→ **Prompt**:
From the listing below, extract every line containing "Résultat".

→ **Input for this task**:

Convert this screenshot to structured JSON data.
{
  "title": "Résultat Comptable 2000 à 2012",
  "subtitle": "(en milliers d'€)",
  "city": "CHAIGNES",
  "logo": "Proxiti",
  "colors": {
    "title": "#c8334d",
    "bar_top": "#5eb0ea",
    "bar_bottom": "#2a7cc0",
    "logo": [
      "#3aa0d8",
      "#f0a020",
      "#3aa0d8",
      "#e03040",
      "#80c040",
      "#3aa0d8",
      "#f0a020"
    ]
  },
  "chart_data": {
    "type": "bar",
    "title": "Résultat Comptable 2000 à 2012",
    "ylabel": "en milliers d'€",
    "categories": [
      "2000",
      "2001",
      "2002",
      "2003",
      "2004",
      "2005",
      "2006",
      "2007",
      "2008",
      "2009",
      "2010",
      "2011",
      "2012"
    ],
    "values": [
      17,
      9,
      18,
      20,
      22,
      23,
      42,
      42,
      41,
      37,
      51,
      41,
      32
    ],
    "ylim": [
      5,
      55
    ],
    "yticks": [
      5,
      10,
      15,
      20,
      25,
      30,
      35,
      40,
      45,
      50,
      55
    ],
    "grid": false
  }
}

→ **The answer**:
  "title": "Résultat Comptable 2000 à 2012",
    "title": "Résultat Comptable 2000 à 2012",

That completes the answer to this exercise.